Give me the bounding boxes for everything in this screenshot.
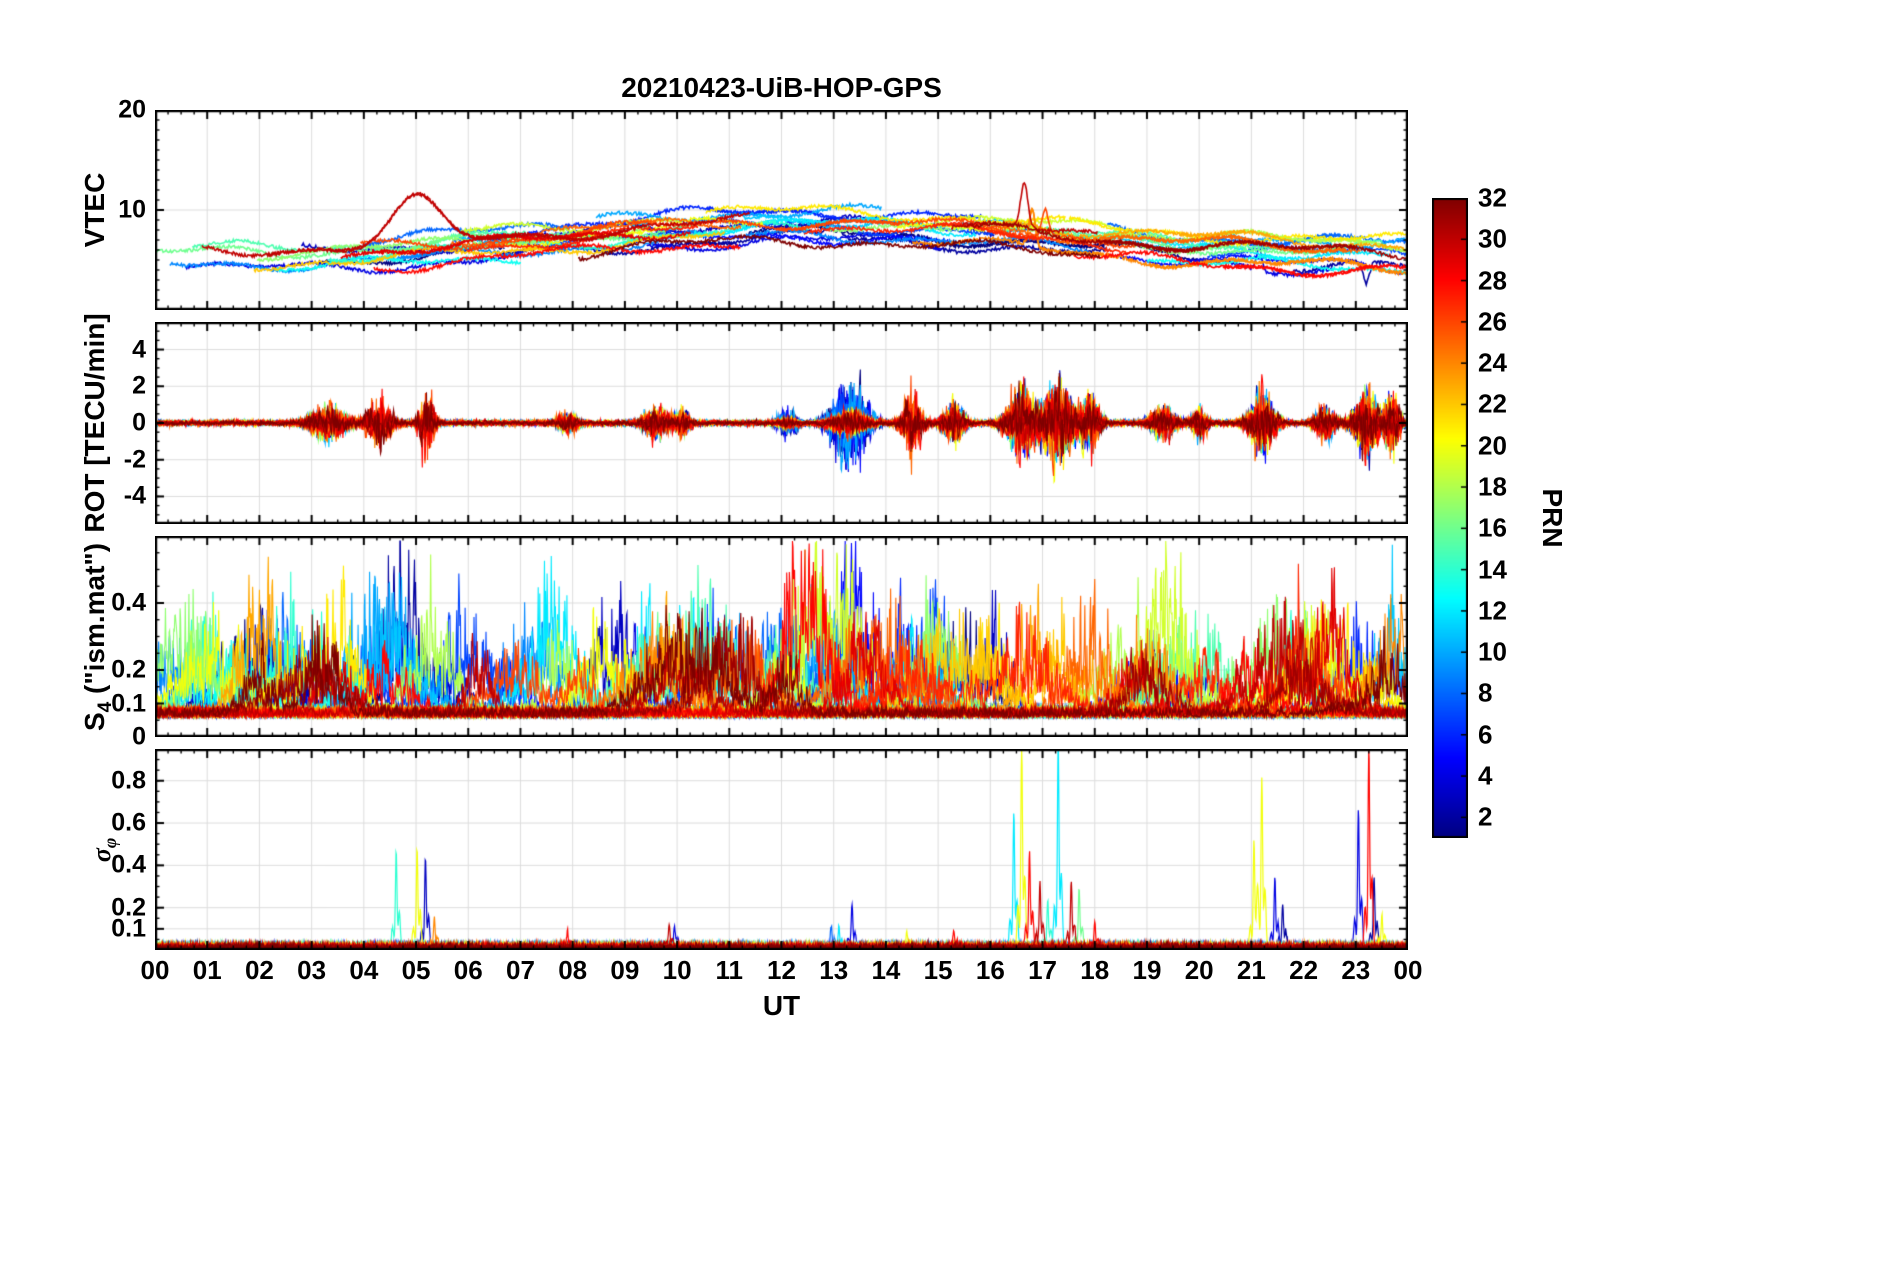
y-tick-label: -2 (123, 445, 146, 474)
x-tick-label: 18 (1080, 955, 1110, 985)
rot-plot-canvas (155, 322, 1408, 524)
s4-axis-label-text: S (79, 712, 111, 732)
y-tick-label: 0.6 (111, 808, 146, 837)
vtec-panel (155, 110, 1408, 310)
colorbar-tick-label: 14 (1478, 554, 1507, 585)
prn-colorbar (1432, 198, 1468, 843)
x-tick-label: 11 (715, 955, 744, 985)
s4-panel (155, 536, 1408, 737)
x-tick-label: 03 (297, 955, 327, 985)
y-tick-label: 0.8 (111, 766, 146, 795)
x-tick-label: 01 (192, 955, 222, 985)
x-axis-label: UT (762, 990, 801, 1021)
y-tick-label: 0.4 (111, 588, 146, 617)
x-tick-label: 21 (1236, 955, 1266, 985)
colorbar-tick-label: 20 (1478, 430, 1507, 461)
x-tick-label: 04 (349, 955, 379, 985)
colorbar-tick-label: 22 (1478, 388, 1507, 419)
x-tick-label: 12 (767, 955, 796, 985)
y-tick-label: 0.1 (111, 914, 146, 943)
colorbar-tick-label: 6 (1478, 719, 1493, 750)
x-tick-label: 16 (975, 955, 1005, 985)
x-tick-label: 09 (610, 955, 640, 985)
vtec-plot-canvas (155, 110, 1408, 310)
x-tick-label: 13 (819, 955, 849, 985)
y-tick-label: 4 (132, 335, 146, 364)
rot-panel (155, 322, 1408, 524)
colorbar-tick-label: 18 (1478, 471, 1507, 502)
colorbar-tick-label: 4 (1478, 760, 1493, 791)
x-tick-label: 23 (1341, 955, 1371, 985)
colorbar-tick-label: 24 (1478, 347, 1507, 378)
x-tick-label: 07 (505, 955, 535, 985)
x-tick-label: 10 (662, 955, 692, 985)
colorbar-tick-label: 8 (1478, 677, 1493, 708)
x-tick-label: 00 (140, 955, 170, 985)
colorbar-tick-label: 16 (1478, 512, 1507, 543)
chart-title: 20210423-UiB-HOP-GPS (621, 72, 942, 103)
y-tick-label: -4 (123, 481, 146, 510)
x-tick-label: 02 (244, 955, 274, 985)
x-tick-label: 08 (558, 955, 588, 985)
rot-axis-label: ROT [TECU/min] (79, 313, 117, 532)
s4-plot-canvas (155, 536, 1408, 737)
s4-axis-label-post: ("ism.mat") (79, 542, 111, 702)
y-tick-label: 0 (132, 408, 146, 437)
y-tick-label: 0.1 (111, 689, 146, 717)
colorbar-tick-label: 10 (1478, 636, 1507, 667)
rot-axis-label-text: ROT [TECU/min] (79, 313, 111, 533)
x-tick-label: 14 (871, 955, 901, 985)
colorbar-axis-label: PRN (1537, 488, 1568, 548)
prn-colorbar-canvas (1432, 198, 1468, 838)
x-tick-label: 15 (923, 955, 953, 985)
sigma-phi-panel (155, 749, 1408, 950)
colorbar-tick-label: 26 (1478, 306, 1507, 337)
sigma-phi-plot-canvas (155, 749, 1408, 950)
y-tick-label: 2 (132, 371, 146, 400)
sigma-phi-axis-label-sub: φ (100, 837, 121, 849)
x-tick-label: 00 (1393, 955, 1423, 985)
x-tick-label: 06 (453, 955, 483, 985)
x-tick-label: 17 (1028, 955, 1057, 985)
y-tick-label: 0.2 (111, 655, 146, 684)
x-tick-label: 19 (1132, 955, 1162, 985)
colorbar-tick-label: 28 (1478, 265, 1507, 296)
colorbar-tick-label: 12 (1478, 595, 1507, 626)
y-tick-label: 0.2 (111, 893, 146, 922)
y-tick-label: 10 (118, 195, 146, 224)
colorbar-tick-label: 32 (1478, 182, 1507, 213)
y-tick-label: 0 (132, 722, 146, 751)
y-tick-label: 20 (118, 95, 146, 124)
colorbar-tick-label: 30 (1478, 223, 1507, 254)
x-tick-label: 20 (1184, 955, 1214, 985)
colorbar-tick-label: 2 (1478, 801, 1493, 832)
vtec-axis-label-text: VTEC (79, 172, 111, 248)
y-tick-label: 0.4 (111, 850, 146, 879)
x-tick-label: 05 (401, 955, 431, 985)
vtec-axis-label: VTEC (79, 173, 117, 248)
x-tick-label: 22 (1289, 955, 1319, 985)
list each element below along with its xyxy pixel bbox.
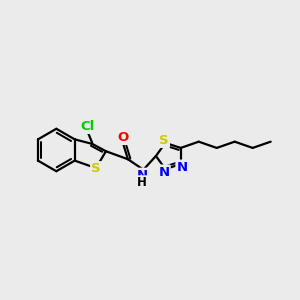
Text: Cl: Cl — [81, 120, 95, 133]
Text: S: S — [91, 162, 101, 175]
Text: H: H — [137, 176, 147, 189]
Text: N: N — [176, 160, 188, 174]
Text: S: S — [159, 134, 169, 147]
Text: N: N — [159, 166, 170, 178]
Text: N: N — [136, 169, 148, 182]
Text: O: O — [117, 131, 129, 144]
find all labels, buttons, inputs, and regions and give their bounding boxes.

# WHAT YOU NEED TO DO:
Copy every line above word for word, leaving out the pictures.

# SOLUTION FOR THIS EXERCISE:
Give me the bounding boxes for everything in this screenshot.
y-tick-label: -2 (123, 445, 146, 474)
x-tick-label: 18 (1080, 955, 1110, 985)
rot-plot-canvas (155, 322, 1408, 524)
s4-axis-label-text: S (79, 712, 111, 732)
y-tick-label: 0.6 (111, 808, 146, 837)
vtec-panel (155, 110, 1408, 310)
colorbar-tick-label: 14 (1478, 554, 1507, 585)
prn-colorbar (1432, 198, 1468, 843)
x-tick-label: 11 (715, 955, 744, 985)
s4-panel (155, 536, 1408, 737)
x-tick-label: 03 (297, 955, 327, 985)
y-tick-label: 0.8 (111, 766, 146, 795)
x-tick-label: 01 (192, 955, 222, 985)
x-axis-label: UT (762, 990, 801, 1021)
y-tick-label: 0.4 (111, 588, 146, 617)
x-tick-label: 21 (1236, 955, 1266, 985)
colorbar-tick-label: 20 (1478, 430, 1507, 461)
x-tick-label: 04 (349, 955, 379, 985)
colorbar-tick-label: 22 (1478, 388, 1507, 419)
x-tick-label: 12 (767, 955, 796, 985)
y-tick-label: 0.1 (111, 914, 146, 943)
colorbar-tick-label: 6 (1478, 719, 1493, 750)
x-tick-label: 16 (975, 955, 1005, 985)
x-tick-label: 09 (610, 955, 640, 985)
vtec-plot-canvas (155, 110, 1408, 310)
x-tick-label: 13 (819, 955, 849, 985)
y-tick-label: 4 (132, 335, 146, 364)
rot-panel (155, 322, 1408, 524)
colorbar-tick-label: 18 (1478, 471, 1507, 502)
colorbar-tick-label: 4 (1478, 760, 1493, 791)
x-tick-label: 23 (1341, 955, 1371, 985)
colorbar-tick-label: 24 (1478, 347, 1507, 378)
x-tick-label: 07 (505, 955, 535, 985)
x-tick-label: 10 (662, 955, 692, 985)
colorbar-tick-label: 8 (1478, 677, 1493, 708)
x-tick-label: 00 (140, 955, 170, 985)
colorbar-tick-label: 16 (1478, 512, 1507, 543)
chart-title: 20210423-UiB-HOP-GPS (621, 72, 942, 103)
y-tick-label: -4 (123, 481, 146, 510)
x-tick-label: 02 (244, 955, 274, 985)
x-tick-label: 08 (558, 955, 588, 985)
rot-axis-label: ROT [TECU/min] (79, 313, 117, 532)
s4-plot-canvas (155, 536, 1408, 737)
s4-axis-label-post: ("ism.mat") (79, 542, 111, 702)
y-tick-label: 0 (132, 408, 146, 437)
y-tick-label: 0.1 (111, 689, 146, 717)
colorbar-tick-label: 10 (1478, 636, 1507, 667)
rot-axis-label-text: ROT [TECU/min] (79, 313, 111, 533)
x-tick-label: 14 (871, 955, 901, 985)
colorbar-axis-label: PRN (1537, 488, 1568, 548)
prn-colorbar-canvas (1432, 198, 1468, 838)
x-tick-label: 15 (923, 955, 953, 985)
sigma-phi-panel (155, 749, 1408, 950)
colorbar-tick-label: 26 (1478, 306, 1507, 337)
sigma-phi-plot-canvas (155, 749, 1408, 950)
y-tick-label: 2 (132, 371, 146, 400)
sigma-phi-axis-label-sub: φ (100, 837, 121, 849)
x-tick-label: 00 (1393, 955, 1423, 985)
x-tick-label: 06 (453, 955, 483, 985)
x-tick-label: 17 (1028, 955, 1057, 985)
y-tick-label: 0.2 (111, 655, 146, 684)
x-tick-label: 19 (1132, 955, 1162, 985)
colorbar-tick-label: 28 (1478, 265, 1507, 296)
colorbar-tick-label: 12 (1478, 595, 1507, 626)
y-tick-label: 0.2 (111, 893, 146, 922)
y-tick-label: 10 (118, 195, 146, 224)
colorbar-tick-label: 32 (1478, 182, 1507, 213)
y-tick-label: 0 (132, 722, 146, 751)
y-tick-label: 20 (118, 95, 146, 124)
colorbar-tick-label: 30 (1478, 223, 1507, 254)
x-tick-label: 20 (1184, 955, 1214, 985)
colorbar-tick-label: 2 (1478, 801, 1493, 832)
vtec-axis-label-text: VTEC (79, 172, 111, 248)
y-tick-label: 0.4 (111, 850, 146, 879)
x-tick-label: 05 (401, 955, 431, 985)
vtec-axis-label: VTEC (79, 173, 117, 248)
x-tick-label: 22 (1289, 955, 1319, 985)
list each element below along with its xyxy pixel bbox.
Text: Cl: Cl — [81, 120, 95, 133]
Text: S: S — [91, 162, 101, 175]
Text: H: H — [137, 176, 147, 189]
Text: N: N — [176, 160, 188, 174]
Text: S: S — [159, 134, 169, 147]
Text: N: N — [159, 166, 170, 178]
Text: N: N — [136, 169, 148, 182]
Text: O: O — [117, 131, 129, 144]
find all labels, buttons, inputs, and regions and give their bounding boxes.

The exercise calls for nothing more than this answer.